● **PROVIDED MATERIAL**:
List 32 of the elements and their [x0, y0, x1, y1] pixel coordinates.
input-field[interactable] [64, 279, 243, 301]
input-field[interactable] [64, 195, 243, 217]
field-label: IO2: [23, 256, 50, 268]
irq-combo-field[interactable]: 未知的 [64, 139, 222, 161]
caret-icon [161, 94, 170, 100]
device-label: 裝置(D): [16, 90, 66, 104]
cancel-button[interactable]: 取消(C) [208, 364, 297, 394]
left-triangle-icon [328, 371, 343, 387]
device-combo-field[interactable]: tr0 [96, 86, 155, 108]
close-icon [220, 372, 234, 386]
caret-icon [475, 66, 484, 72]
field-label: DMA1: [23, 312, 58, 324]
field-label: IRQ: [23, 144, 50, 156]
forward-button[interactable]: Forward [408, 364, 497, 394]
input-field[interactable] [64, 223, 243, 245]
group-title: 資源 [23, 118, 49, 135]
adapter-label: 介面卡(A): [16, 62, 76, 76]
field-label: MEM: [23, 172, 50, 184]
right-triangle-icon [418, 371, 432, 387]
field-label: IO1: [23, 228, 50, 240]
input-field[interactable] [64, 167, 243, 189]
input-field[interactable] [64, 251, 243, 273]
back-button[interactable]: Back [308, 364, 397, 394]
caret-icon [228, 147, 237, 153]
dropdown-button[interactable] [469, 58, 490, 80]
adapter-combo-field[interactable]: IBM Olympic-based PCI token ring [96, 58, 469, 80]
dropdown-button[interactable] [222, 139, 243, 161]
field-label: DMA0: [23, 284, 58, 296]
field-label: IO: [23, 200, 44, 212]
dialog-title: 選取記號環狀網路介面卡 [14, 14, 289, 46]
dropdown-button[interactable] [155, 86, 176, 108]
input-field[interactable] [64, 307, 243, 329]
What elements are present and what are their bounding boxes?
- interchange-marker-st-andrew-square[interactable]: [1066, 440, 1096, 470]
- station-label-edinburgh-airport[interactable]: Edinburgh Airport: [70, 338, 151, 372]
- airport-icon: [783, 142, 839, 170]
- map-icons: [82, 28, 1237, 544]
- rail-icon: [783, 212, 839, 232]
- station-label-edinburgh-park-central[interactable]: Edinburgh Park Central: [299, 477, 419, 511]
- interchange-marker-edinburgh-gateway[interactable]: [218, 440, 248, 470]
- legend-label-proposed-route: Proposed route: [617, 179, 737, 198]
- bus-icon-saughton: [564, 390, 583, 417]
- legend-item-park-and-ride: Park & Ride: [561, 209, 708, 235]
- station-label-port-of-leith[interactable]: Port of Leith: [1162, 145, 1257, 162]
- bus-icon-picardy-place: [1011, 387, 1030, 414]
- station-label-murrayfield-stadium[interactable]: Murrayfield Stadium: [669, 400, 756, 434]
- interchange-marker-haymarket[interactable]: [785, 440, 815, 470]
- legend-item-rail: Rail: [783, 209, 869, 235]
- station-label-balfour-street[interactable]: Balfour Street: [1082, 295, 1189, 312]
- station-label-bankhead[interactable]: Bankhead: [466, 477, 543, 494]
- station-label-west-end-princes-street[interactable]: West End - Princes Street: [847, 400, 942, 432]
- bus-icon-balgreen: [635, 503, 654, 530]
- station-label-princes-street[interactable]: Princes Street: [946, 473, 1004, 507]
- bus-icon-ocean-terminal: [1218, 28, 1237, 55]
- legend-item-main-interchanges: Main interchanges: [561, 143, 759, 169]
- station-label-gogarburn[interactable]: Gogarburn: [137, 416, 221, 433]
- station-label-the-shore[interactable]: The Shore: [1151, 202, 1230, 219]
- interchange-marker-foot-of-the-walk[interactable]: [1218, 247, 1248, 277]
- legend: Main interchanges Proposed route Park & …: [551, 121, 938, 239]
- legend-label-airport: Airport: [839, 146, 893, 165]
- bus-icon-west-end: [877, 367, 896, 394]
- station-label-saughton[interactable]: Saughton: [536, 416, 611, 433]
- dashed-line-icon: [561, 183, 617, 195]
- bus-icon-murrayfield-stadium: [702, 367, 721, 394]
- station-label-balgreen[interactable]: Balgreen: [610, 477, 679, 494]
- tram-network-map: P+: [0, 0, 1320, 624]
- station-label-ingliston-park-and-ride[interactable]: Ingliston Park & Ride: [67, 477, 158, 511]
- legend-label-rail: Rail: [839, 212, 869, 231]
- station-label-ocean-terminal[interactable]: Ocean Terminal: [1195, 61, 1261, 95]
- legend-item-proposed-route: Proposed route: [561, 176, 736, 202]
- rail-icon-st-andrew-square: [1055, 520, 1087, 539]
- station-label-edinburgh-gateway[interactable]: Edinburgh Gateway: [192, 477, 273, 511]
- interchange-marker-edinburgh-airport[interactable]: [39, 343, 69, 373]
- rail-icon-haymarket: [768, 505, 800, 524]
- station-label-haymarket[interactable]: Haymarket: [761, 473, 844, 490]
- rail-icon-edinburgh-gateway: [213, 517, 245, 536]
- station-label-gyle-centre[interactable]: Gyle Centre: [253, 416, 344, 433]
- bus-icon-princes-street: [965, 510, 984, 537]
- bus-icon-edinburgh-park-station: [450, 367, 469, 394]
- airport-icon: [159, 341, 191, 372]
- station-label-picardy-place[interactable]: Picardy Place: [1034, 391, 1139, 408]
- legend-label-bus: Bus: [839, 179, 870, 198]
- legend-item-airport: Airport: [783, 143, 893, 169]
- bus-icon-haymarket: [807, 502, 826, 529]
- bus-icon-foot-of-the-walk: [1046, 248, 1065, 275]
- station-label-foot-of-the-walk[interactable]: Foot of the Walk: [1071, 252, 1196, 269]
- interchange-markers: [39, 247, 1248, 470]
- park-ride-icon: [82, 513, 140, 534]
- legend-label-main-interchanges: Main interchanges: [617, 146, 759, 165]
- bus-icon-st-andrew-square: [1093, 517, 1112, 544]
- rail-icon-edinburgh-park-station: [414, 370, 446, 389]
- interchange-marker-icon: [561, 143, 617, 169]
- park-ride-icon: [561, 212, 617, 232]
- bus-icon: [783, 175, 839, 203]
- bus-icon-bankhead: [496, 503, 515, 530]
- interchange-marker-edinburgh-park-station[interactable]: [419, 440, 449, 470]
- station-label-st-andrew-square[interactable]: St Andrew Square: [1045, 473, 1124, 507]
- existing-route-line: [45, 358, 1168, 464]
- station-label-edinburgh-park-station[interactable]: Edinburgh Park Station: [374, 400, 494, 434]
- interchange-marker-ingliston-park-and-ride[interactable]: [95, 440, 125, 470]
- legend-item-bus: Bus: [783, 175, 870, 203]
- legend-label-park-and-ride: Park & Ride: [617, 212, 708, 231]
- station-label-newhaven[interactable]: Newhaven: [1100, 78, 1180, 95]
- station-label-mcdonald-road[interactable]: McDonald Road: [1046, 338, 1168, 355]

● **PROBLEM**:
Copy out every one of the records above, line for line, without changing anything.

● **RIGHT ANSWER**:
List 32 of the elements and their [x0, y0, x1, y1] pixel coordinates.
input-field[interactable] [64, 279, 243, 301]
input-field[interactable] [64, 195, 243, 217]
field-label: IO2: [23, 256, 50, 268]
irq-combo-field[interactable]: 未知的 [64, 139, 222, 161]
caret-icon [161, 94, 170, 100]
device-label: 裝置(D): [16, 90, 66, 104]
cancel-button[interactable]: 取消(C) [208, 364, 297, 394]
left-triangle-icon [328, 371, 343, 387]
device-combo-field[interactable]: tr0 [96, 86, 155, 108]
close-icon [220, 372, 234, 386]
caret-icon [475, 66, 484, 72]
field-label: DMA1: [23, 312, 58, 324]
field-label: IRQ: [23, 144, 50, 156]
forward-button[interactable]: Forward [408, 364, 497, 394]
input-field[interactable] [64, 223, 243, 245]
group-title: 資源 [23, 118, 49, 135]
adapter-label: 介面卡(A): [16, 62, 76, 76]
field-label: MEM: [23, 172, 50, 184]
right-triangle-icon [418, 371, 432, 387]
field-label: IO1: [23, 228, 50, 240]
input-field[interactable] [64, 167, 243, 189]
input-field[interactable] [64, 251, 243, 273]
back-button[interactable]: Back [308, 364, 397, 394]
caret-icon [228, 147, 237, 153]
dropdown-button[interactable] [469, 58, 490, 80]
adapter-combo-field[interactable]: IBM Olympic-based PCI token ring [96, 58, 469, 80]
dropdown-button[interactable] [222, 139, 243, 161]
field-label: DMA0: [23, 284, 58, 296]
field-label: IO: [23, 200, 44, 212]
dialog-title: 選取記號環狀網路介面卡 [14, 14, 289, 46]
dropdown-button[interactable] [155, 86, 176, 108]
input-field[interactable] [64, 307, 243, 329]
What elements are present and what are their bounding boxes?
- interchange-marker-st-andrew-square[interactable]: [1066, 440, 1096, 470]
- station-label-edinburgh-airport[interactable]: Edinburgh Airport: [70, 338, 151, 372]
- airport-icon: [783, 142, 839, 170]
- map-icons: [82, 28, 1237, 544]
- rail-icon: [783, 212, 839, 232]
- station-label-edinburgh-park-central[interactable]: Edinburgh Park Central: [299, 477, 419, 511]
- interchange-marker-edinburgh-gateway[interactable]: [218, 440, 248, 470]
- legend-label-proposed-route: Proposed route: [617, 179, 737, 198]
- bus-icon-saughton: [564, 390, 583, 417]
- legend-item-park-and-ride: Park & Ride: [561, 209, 708, 235]
- station-label-port-of-leith[interactable]: Port of Leith: [1162, 145, 1257, 162]
- bus-icon-picardy-place: [1011, 387, 1030, 414]
- station-label-murrayfield-stadium[interactable]: Murrayfield Stadium: [669, 400, 756, 434]
- interchange-marker-haymarket[interactable]: [785, 440, 815, 470]
- legend-item-rail: Rail: [783, 209, 869, 235]
- station-label-balfour-street[interactable]: Balfour Street: [1082, 295, 1189, 312]
- station-label-bankhead[interactable]: Bankhead: [466, 477, 543, 494]
- station-label-west-end-princes-street[interactable]: West End - Princes Street: [847, 400, 942, 432]
- bus-icon-balgreen: [635, 503, 654, 530]
- station-label-princes-street[interactable]: Princes Street: [946, 473, 1004, 507]
- bus-icon-ocean-terminal: [1218, 28, 1237, 55]
- legend-item-main-interchanges: Main interchanges: [561, 143, 759, 169]
- station-label-gogarburn[interactable]: Gogarburn: [137, 416, 221, 433]
- station-label-the-shore[interactable]: The Shore: [1151, 202, 1230, 219]
- interchange-marker-foot-of-the-walk[interactable]: [1218, 247, 1248, 277]
- legend: Main interchanges Proposed route Park & …: [551, 121, 938, 239]
- legend-label-airport: Airport: [839, 146, 893, 165]
- bus-icon-west-end: [877, 367, 896, 394]
- station-label-saughton[interactable]: Saughton: [536, 416, 611, 433]
- dashed-line-icon: [561, 183, 617, 195]
- bus-icon-murrayfield-stadium: [702, 367, 721, 394]
- station-label-balgreen[interactable]: Balgreen: [610, 477, 679, 494]
- tram-network-map: P+: [0, 0, 1320, 624]
- station-label-ingliston-park-and-ride[interactable]: Ingliston Park & Ride: [67, 477, 158, 511]
- legend-label-rail: Rail: [839, 212, 869, 231]
- station-label-ocean-terminal[interactable]: Ocean Terminal: [1195, 61, 1261, 95]
- legend-item-proposed-route: Proposed route: [561, 176, 736, 202]
- rail-icon-st-andrew-square: [1055, 520, 1087, 539]
- station-label-edinburgh-gateway[interactable]: Edinburgh Gateway: [192, 477, 273, 511]
- interchange-marker-edinburgh-airport[interactable]: [39, 343, 69, 373]
- rail-icon-haymarket: [768, 505, 800, 524]
- station-label-haymarket[interactable]: Haymarket: [761, 473, 844, 490]
- rail-icon-edinburgh-gateway: [213, 517, 245, 536]
- station-label-gyle-centre[interactable]: Gyle Centre: [253, 416, 344, 433]
- bus-icon-princes-street: [965, 510, 984, 537]
- bus-icon-edinburgh-park-station: [450, 367, 469, 394]
- airport-icon: [159, 341, 191, 372]
- station-label-picardy-place[interactable]: Picardy Place: [1034, 391, 1139, 408]
- legend-label-bus: Bus: [839, 179, 870, 198]
- legend-item-airport: Airport: [783, 143, 893, 169]
- bus-icon-haymarket: [807, 502, 826, 529]
- bus-icon-foot-of-the-walk: [1046, 248, 1065, 275]
- station-label-foot-of-the-walk[interactable]: Foot of the Walk: [1071, 252, 1196, 269]
- interchange-markers: [39, 247, 1248, 470]
- park-ride-icon: [82, 513, 140, 534]
- legend-label-main-interchanges: Main interchanges: [617, 146, 759, 165]
- bus-icon-st-andrew-square: [1093, 517, 1112, 544]
- rail-icon-edinburgh-park-station: [414, 370, 446, 389]
- interchange-marker-icon: [561, 143, 617, 169]
- park-ride-icon: [561, 212, 617, 232]
- bus-icon: [783, 175, 839, 203]
- bus-icon-bankhead: [496, 503, 515, 530]
- interchange-marker-edinburgh-park-station[interactable]: [419, 440, 449, 470]
- station-label-st-andrew-square[interactable]: St Andrew Square: [1045, 473, 1124, 507]
- existing-route-line: [45, 358, 1168, 464]
- station-label-edinburgh-park-station[interactable]: Edinburgh Park Station: [374, 400, 494, 434]
- interchange-marker-ingliston-park-and-ride[interactable]: [95, 440, 125, 470]
- legend-item-bus: Bus: [783, 175, 870, 203]
- legend-label-park-and-ride: Park & Ride: [617, 212, 708, 231]
- station-label-newhaven[interactable]: Newhaven: [1100, 78, 1180, 95]
- station-label-mcdonald-road[interactable]: McDonald Road: [1046, 338, 1168, 355]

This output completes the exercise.